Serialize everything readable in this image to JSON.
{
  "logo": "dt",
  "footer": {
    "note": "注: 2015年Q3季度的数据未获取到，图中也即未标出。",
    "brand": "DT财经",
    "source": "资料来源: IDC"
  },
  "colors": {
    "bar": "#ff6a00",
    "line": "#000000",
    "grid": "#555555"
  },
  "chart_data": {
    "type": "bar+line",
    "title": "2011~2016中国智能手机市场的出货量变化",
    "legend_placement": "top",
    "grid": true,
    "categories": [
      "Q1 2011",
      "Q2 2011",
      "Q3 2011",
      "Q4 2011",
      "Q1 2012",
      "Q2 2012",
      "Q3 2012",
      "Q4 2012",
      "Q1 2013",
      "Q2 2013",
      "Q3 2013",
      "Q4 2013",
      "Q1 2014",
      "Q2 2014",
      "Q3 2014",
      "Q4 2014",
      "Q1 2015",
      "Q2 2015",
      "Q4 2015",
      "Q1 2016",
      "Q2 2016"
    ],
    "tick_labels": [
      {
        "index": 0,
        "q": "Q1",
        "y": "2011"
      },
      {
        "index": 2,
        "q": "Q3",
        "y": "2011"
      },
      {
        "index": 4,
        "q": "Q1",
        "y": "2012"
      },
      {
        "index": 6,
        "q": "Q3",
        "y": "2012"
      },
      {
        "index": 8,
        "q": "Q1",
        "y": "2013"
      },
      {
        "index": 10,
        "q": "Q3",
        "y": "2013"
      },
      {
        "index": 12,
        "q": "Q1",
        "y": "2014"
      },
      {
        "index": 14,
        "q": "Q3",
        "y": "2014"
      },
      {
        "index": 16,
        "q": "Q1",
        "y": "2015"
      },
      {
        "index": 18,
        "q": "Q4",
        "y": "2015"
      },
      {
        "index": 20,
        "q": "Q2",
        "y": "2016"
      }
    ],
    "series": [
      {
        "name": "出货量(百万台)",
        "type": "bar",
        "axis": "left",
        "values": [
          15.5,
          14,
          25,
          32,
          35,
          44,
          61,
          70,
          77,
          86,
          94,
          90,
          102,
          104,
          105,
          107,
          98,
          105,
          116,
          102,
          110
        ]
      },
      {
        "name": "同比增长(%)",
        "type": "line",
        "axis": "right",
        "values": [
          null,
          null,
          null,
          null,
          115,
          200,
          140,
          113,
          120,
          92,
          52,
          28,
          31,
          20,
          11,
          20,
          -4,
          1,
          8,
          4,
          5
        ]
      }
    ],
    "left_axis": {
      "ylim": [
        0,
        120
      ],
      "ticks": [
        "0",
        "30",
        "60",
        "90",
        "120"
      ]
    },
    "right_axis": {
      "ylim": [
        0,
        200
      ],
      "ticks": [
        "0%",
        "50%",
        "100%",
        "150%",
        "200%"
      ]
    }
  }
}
───
### What to work on
Each record above should be returned exactly as it appears.

### Written reply
Serialize everything readable in this image to JSON.
{
  "logo": "dt",
  "footer": {
    "note": "注: 2015年Q3季度的数据未获取到，图中也即未标出。",
    "brand": "DT财经",
    "source": "资料来源: IDC"
  },
  "colors": {
    "bar": "#ff6a00",
    "line": "#000000",
    "grid": "#555555"
  },
  "chart_data": {
    "type": "bar+line",
    "title": "2011~2016中国智能手机市场的出货量变化",
    "legend_placement": "top",
    "grid": true,
    "categories": [
      "Q1 2011",
      "Q2 2011",
      "Q3 2011",
      "Q4 2011",
      "Q1 2012",
      "Q2 2012",
      "Q3 2012",
      "Q4 2012",
      "Q1 2013",
      "Q2 2013",
      "Q3 2013",
      "Q4 2013",
      "Q1 2014",
      "Q2 2014",
      "Q3 2014",
      "Q4 2014",
      "Q1 2015",
      "Q2 2015",
      "Q4 2015",
      "Q1 2016",
      "Q2 2016"
    ],
    "tick_labels": [
      {
        "index": 0,
        "q": "Q1",
        "y": "2011"
      },
      {
        "index": 2,
        "q": "Q3",
        "y": "2011"
      },
      {
        "index": 4,
        "q": "Q1",
        "y": "2012"
      },
      {
        "index": 6,
        "q": "Q3",
        "y": "2012"
      },
      {
        "index": 8,
        "q": "Q1",
        "y": "2013"
      },
      {
        "index": 10,
        "q": "Q3",
        "y": "2013"
      },
      {
        "index": 12,
        "q": "Q1",
        "y": "2014"
      },
      {
        "index": 14,
        "q": "Q3",
        "y": "2014"
      },
      {
        "index": 16,
        "q": "Q1",
        "y": "2015"
      },
      {
        "index": 18,
        "q": "Q4",
        "y": "2015"
      },
      {
        "index": 20,
        "q": "Q2",
        "y": "2016"
      }
    ],
    "series": [
      {
        "name": "出货量(百万台)",
        "type": "bar",
        "axis": "left",
        "values": [
          15.5,
          14,
          25,
          32,
          35,
          44,
          61,
          70,
          77,
          86,
          94,
          90,
          102,
          104,
          105,
          107,
          98,
          105,
          116,
          102,
          110
        ]
      },
      {
        "name": "同比增长(%)",
        "type": "line",
        "axis": "right",
        "values": [
          null,
          null,
          null,
          null,
          115,
          200,
          140,
          113,
          120,
          92,
          52,
          28,
          31,
          20,
          11,
          20,
          -4,
          1,
          8,
          4,
          5
        ]
      }
    ],
    "left_axis": {
      "ylim": [
        0,
        120
      ],
      "ticks": [
        "0",
        "30",
        "60",
        "90",
        "120"
      ]
    },
    "right_axis": {
      "ylim": [
        0,
        200
      ],
      "ticks": [
        "0%",
        "50%",
        "100%",
        "150%",
        "200%"
      ]
    }
  }
}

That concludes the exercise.